Exercise instructions:
Return every line of the records below that contains the string "size".

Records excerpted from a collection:
+++

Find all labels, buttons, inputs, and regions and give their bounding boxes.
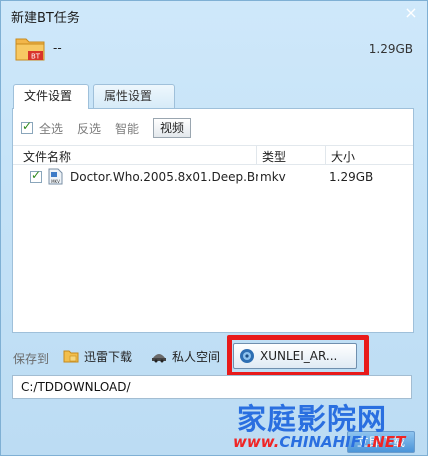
save-to-label: 保存到	[13, 352, 50, 366]
window-title: 新建BT任务	[11, 11, 80, 26]
video-filter-button[interactable]: 视频	[153, 118, 192, 138]
folder-icon	[63, 350, 79, 363]
private-space-icon	[152, 354, 166, 363]
watermark-site-name: 家庭影院网	[237, 402, 388, 436]
file-size: 1.29GB	[329, 170, 374, 184]
task-name: --	[53, 41, 62, 55]
select-all-checkbox[interactable]	[21, 119, 33, 134]
watermark-tld: .NET	[366, 433, 406, 451]
invert-selection-button[interactable]: 反选	[77, 120, 101, 137]
file-name: Doctor.Who.2005.8x01.Deep.Bre...	[70, 170, 258, 184]
close-icon[interactable]: ×	[403, 5, 419, 21]
select-all-label[interactable]: 全选	[39, 120, 63, 137]
dialog-window: 新建BT任务 × BT -- 1.29GB 文件设置 属性设置 全选 反选 智能…	[0, 0, 428, 456]
save-private-space-option[interactable]: 私人空间	[151, 343, 220, 369]
table-header: 文件名称 类型 大小	[13, 145, 413, 165]
watermark-domain: CHINAHIFI	[279, 433, 367, 451]
file-type: mkv	[260, 170, 286, 184]
column-type[interactable]: 类型	[262, 148, 286, 165]
bt-folder-icon: BT	[15, 38, 45, 61]
column-filename[interactable]: 文件名称	[23, 148, 71, 165]
table-row[interactable]: MKV Doctor.Who.2005.8x01.Deep.Bre... mkv…	[13, 167, 413, 187]
watermark-www: www.	[233, 433, 280, 451]
task-size: 1.29GB	[368, 42, 413, 56]
column-divider	[256, 146, 257, 164]
row-checkbox[interactable]	[30, 168, 42, 183]
video-file-icon: MKV	[48, 168, 63, 185]
option-label: 迅雷下载	[84, 349, 133, 364]
column-size[interactable]: 大小	[331, 148, 355, 165]
file-panel: 全选 反选 智能 视频 文件名称 类型 大小 MKV Doctor.Who.20…	[12, 108, 414, 333]
column-divider	[325, 146, 326, 164]
tab-property-settings[interactable]: 属性设置	[93, 84, 175, 108]
smart-select-button[interactable]: 智能	[115, 120, 139, 137]
filter-bar: 全选 反选 智能 视频	[21, 118, 192, 138]
highlight-box	[227, 335, 369, 377]
watermark-url: www.CHINAHIFI.NET	[233, 433, 405, 451]
bt-badge: BT	[31, 53, 41, 61]
file-type-badge: MKV	[51, 179, 60, 184]
save-xunlei-download-option[interactable]: 迅雷下载	[63, 343, 132, 369]
option-label: 私人空间	[172, 349, 221, 364]
tab-file-settings[interactable]: 文件设置	[13, 84, 89, 109]
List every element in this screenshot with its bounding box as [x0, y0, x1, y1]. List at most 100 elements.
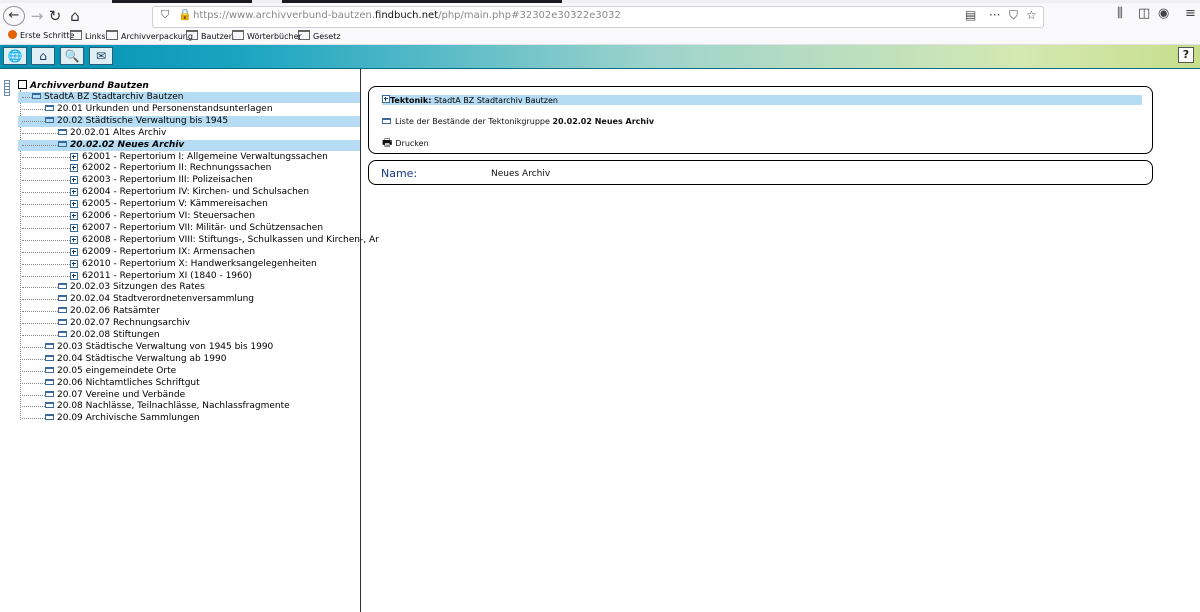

+++

Task response:
file-size: 1.29GB	[329, 170, 374, 184]
task-size: 1.29GB	[368, 42, 413, 56]
column-size[interactable]: 大小	[331, 148, 355, 165]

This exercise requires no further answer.